| Information shown |
<<<<
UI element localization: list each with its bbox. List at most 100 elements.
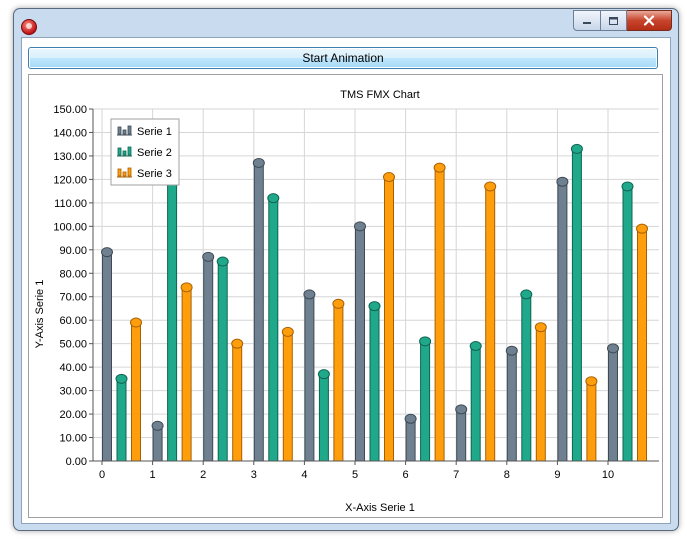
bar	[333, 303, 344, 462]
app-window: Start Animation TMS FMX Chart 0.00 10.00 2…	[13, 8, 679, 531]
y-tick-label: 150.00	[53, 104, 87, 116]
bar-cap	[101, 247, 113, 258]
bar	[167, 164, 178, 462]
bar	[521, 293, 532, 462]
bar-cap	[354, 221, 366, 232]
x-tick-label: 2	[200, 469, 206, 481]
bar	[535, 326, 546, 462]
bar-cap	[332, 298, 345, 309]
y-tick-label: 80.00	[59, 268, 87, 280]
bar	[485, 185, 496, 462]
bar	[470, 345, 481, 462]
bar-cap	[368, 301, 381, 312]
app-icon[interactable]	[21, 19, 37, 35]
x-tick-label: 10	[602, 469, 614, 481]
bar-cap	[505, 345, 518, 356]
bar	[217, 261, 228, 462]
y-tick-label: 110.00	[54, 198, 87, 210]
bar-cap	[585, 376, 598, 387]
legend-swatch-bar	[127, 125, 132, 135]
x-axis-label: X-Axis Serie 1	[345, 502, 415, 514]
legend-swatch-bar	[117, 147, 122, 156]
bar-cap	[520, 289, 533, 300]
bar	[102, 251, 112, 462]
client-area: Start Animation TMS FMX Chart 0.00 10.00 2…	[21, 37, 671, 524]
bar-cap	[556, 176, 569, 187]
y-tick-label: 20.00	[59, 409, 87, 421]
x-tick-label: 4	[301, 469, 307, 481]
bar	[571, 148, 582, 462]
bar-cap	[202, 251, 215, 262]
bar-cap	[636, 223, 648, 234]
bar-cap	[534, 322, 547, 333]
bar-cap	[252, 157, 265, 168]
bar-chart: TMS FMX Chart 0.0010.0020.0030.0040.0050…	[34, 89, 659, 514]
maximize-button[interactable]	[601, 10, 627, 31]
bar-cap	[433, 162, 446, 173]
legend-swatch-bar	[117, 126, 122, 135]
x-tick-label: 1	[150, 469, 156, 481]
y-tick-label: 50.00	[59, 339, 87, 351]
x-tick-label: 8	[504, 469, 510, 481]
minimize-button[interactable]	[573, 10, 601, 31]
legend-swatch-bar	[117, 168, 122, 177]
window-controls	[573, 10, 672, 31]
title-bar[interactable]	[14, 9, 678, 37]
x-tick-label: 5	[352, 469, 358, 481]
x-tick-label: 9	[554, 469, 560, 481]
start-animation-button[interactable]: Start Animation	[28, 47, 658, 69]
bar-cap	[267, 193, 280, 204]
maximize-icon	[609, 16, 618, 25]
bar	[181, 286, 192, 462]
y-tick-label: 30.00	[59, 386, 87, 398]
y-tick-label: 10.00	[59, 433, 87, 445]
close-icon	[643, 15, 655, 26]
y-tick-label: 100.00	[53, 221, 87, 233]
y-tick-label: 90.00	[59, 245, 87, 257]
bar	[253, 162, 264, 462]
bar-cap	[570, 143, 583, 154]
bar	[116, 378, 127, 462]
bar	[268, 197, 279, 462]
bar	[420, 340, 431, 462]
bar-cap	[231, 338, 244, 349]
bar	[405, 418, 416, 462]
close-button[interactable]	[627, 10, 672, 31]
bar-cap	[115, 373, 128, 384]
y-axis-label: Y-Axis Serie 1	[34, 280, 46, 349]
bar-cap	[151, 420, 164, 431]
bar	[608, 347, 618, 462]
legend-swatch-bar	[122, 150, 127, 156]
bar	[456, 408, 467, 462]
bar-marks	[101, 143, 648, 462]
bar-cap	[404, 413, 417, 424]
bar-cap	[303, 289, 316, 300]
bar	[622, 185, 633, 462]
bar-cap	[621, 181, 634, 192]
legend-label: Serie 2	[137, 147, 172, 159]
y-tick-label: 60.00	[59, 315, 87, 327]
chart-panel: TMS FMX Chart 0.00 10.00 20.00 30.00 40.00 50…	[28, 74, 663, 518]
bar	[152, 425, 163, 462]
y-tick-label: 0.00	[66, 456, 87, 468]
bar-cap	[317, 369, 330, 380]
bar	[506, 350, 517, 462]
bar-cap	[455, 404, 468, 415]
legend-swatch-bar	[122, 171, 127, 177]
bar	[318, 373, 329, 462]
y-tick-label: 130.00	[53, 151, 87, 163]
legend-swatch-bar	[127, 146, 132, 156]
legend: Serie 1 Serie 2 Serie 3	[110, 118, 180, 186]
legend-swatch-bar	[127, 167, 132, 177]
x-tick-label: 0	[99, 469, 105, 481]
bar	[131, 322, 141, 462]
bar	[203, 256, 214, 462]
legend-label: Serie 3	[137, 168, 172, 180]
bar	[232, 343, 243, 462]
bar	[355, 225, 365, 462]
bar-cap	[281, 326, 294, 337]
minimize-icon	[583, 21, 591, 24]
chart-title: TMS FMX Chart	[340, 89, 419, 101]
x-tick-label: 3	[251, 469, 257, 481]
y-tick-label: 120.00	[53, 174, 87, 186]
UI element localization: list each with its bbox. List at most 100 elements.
>>>>
| Direction |
Please pick out every line of the listing above that contains the string "maximize". Case counts.

| Answer to this problem |
maximize-button[interactable]	[601, 10, 627, 31]
maximize-icon	[609, 16, 618, 25]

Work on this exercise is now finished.